PROBLEM REQUIREMENTS >> Show all lines from the data that include the word "mismo".

EXERCISE DATA >>
┄┄┄┄┄┄

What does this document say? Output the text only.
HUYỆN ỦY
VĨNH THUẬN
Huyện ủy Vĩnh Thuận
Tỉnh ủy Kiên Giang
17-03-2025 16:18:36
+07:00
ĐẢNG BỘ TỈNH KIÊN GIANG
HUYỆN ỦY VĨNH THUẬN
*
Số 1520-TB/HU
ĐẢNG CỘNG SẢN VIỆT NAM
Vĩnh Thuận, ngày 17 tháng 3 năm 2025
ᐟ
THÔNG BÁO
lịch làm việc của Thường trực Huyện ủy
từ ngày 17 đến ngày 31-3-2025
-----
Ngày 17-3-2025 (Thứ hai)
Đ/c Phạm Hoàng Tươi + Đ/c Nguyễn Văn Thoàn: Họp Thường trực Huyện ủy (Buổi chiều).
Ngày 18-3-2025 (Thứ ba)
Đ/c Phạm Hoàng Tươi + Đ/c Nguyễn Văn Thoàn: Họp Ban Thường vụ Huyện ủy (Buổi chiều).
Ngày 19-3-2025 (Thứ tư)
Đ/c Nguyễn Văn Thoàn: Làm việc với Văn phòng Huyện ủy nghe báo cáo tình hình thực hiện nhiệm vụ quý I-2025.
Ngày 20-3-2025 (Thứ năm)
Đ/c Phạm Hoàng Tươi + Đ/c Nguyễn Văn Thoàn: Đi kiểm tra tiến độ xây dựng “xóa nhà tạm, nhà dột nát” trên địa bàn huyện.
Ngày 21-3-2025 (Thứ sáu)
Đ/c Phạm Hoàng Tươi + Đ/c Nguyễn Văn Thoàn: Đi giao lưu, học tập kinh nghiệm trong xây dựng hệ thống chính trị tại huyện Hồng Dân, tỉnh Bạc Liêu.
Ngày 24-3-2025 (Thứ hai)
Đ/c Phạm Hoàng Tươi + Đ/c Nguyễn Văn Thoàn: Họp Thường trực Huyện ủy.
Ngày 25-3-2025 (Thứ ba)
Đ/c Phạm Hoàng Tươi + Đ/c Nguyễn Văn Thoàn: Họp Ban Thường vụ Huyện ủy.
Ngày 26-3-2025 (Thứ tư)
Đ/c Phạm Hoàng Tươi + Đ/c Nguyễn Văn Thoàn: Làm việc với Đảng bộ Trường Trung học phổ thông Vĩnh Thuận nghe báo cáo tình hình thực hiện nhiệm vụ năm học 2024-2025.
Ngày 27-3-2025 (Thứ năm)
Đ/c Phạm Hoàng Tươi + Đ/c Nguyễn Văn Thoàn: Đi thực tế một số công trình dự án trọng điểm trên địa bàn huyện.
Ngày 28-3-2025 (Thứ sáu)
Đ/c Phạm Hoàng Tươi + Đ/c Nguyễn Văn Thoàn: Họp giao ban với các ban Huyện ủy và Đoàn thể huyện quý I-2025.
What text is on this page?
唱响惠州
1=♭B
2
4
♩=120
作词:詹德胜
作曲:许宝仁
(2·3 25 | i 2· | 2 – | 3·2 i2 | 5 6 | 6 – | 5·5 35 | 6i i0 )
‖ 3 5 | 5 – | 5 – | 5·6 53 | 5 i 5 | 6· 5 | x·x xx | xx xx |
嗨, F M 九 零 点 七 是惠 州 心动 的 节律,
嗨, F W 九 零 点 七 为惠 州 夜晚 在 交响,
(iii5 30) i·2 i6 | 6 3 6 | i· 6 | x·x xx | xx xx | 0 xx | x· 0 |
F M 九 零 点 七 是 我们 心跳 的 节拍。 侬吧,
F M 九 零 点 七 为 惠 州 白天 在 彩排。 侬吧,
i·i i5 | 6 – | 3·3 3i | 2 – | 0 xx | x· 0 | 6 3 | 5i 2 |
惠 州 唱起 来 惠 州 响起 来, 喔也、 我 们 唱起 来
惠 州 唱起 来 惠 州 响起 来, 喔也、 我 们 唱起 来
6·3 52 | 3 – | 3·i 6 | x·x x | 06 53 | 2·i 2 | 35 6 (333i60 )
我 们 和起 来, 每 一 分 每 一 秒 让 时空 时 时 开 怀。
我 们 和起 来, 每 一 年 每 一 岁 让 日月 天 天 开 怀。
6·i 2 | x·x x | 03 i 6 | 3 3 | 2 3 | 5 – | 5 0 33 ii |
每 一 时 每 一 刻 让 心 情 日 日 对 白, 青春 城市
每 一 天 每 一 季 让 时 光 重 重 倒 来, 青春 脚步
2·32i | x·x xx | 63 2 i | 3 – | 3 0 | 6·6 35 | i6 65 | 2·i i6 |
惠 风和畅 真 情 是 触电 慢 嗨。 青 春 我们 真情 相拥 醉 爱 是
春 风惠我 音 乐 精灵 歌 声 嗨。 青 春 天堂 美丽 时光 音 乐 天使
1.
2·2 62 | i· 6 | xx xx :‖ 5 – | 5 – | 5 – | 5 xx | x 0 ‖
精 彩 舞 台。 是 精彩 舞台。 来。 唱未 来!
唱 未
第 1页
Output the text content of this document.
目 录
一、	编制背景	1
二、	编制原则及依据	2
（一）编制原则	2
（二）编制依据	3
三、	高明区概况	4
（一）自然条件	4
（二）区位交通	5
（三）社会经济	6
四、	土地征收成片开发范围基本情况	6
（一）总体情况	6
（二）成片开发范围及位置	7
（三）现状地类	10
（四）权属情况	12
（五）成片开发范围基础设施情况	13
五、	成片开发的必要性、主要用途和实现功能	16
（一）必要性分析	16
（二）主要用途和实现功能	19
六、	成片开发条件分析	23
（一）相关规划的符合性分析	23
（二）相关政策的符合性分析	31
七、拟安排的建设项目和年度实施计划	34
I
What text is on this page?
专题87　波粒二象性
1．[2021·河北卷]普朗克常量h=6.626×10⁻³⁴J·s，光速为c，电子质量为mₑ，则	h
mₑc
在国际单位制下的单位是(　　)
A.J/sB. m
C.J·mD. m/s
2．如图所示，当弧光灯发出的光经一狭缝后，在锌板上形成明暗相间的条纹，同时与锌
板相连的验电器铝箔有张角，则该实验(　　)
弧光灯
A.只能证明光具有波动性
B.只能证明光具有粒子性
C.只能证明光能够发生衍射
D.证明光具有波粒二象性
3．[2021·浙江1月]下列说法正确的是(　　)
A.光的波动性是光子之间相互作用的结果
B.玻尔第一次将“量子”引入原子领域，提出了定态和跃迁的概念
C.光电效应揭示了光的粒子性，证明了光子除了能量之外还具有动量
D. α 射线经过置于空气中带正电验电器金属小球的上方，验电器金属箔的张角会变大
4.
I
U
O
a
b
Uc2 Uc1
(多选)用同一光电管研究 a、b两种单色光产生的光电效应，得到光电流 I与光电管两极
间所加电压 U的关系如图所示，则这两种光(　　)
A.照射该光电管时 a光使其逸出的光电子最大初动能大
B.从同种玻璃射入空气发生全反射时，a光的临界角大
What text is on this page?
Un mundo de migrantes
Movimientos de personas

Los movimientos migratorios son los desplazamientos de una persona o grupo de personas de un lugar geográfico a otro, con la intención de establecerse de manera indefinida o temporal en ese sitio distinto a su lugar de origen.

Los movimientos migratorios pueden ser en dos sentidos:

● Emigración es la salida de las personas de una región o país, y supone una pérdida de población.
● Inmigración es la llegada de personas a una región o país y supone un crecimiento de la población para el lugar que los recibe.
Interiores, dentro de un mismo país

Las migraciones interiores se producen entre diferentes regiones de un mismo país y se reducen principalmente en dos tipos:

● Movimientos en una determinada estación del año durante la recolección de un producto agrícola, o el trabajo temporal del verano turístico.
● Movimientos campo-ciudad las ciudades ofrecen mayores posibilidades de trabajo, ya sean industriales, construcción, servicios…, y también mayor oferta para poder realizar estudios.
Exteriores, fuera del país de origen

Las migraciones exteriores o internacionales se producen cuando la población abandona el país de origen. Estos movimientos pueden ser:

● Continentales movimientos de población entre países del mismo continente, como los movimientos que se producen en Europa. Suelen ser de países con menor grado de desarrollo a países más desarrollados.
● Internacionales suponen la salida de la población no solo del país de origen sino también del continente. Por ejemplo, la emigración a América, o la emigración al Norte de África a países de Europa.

┄┄┄┄┄┄

EXERCISE RESULT >>
Interiores, dentro de un mismo país
Las migraciones interiores se producen entre diferentes regiones de un mismo país y se reducen principalmente en dos tipos:
● Continentales movimientos de población entre países del mismo continente, como los movimientos que se producen en Europa. Suelen ser de países con menor grado de desarrollo a países más desarrollados.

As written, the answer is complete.